*DATA LISTING*.
--

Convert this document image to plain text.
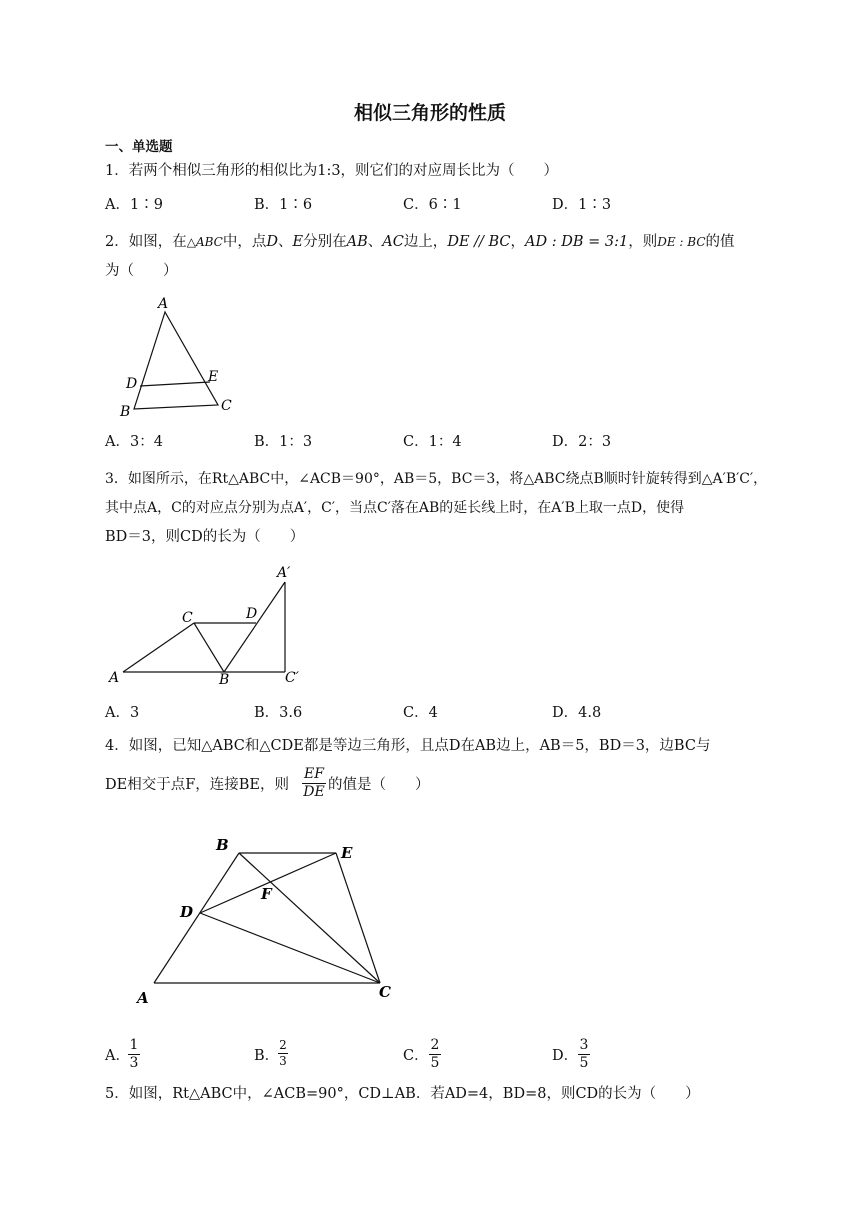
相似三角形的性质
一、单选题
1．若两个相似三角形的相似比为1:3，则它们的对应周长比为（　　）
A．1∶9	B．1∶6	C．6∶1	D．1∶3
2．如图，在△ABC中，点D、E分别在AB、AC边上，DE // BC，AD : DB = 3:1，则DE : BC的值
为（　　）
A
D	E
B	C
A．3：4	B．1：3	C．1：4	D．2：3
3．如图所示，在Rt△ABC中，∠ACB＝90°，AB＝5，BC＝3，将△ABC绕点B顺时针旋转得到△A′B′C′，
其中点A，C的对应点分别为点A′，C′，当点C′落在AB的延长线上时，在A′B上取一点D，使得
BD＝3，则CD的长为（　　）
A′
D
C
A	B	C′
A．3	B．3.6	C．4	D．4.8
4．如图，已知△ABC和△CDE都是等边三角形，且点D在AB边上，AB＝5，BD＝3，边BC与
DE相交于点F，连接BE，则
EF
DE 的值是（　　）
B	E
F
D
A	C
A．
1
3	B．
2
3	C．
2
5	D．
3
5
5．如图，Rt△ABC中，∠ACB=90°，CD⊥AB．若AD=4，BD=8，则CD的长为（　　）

--

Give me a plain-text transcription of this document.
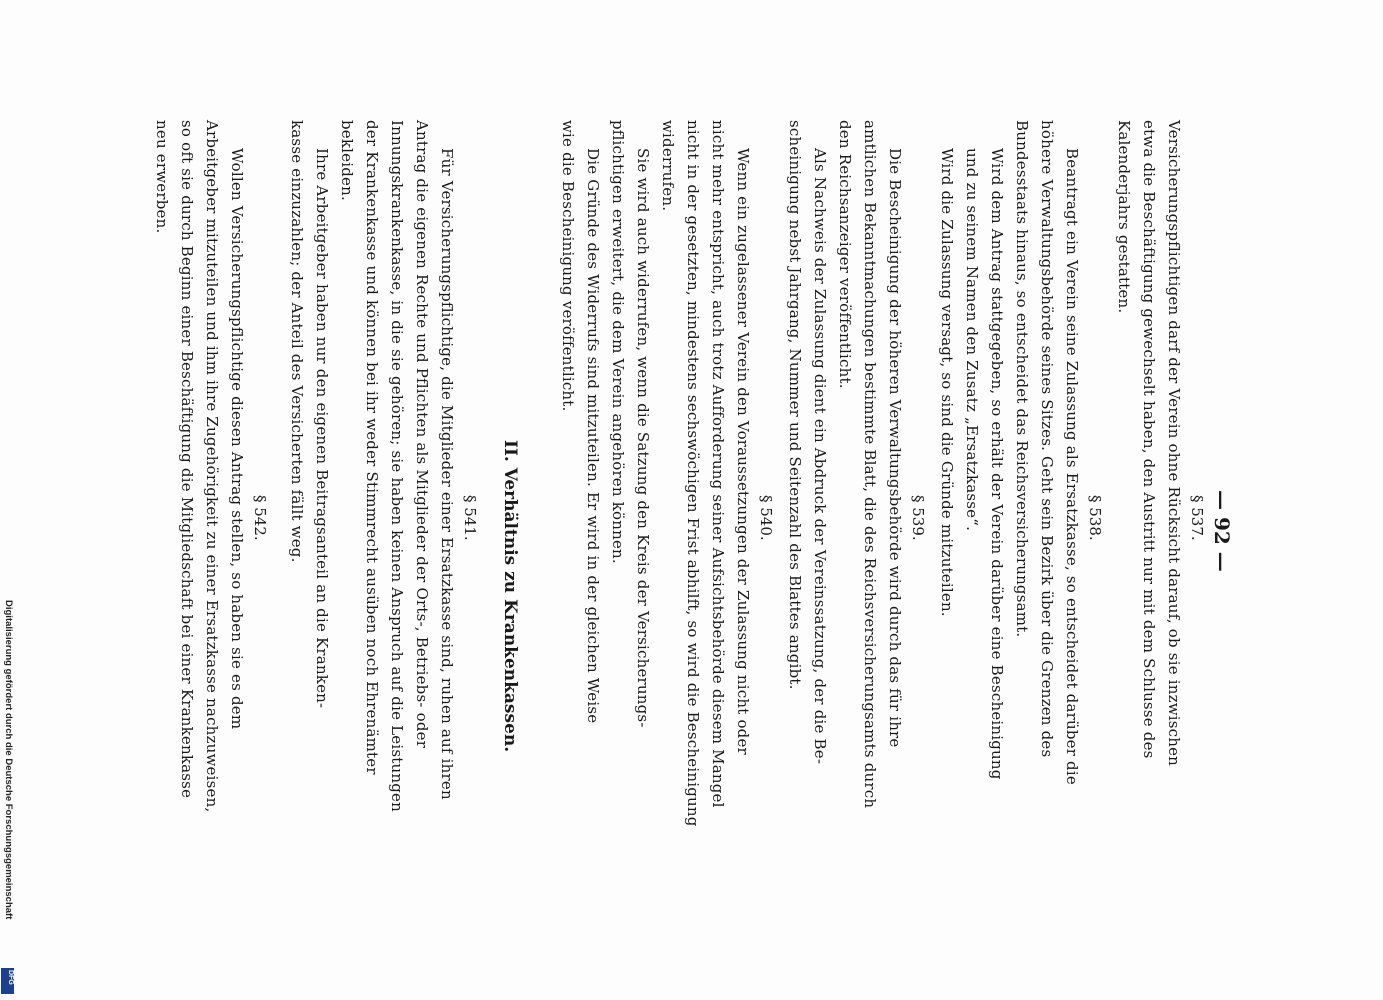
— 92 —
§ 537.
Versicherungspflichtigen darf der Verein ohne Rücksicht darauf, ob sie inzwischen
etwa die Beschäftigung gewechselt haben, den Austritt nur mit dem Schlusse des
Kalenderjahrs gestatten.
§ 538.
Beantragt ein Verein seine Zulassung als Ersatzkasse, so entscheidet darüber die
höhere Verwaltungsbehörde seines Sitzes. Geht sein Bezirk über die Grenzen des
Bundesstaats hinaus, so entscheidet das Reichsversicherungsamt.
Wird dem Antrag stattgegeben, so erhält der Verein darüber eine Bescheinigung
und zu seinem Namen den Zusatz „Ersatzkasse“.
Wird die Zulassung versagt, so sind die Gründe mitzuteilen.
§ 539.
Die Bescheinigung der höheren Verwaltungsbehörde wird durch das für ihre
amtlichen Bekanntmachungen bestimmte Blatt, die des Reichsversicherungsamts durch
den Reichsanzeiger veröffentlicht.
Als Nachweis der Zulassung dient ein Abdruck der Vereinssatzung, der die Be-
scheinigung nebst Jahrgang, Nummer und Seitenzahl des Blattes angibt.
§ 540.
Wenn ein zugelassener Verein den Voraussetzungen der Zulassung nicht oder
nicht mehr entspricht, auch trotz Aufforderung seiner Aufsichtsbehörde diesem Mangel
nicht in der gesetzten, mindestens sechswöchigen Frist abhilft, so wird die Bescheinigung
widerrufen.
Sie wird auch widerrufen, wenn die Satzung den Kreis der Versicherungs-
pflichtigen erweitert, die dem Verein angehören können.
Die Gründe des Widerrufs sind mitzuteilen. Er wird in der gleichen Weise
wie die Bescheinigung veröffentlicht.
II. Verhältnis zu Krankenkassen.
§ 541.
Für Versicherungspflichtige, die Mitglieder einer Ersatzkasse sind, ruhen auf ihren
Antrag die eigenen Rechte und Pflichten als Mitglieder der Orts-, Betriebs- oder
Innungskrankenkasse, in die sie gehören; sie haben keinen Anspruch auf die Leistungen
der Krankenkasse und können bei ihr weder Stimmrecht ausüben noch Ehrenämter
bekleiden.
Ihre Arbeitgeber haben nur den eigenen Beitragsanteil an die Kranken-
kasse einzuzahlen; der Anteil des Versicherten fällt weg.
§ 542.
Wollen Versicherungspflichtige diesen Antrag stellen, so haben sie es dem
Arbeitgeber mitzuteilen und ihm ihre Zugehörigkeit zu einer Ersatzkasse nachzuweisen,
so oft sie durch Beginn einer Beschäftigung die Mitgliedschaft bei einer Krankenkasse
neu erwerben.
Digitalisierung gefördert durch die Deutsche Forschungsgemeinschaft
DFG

--

*SET EXERCISE*. In the entries above, find every line with the word "ABC中" and list it.

*REPLY*.
2．如图，在△ABC中，点D、E分别在AB、AC边上，DE // BC，AD : DB = 3:1，则DE : BC的值
3．如图所示，在Rt△ABC中，∠ACB＝90°，AB＝5，BC＝3，将△ABC绕点B顺时针旋转得到△A′B′C′，
5．如图，Rt△ABC中，∠ACB=90°，CD⊥AB．若AD=4，BD=8，则CD的长为（　　）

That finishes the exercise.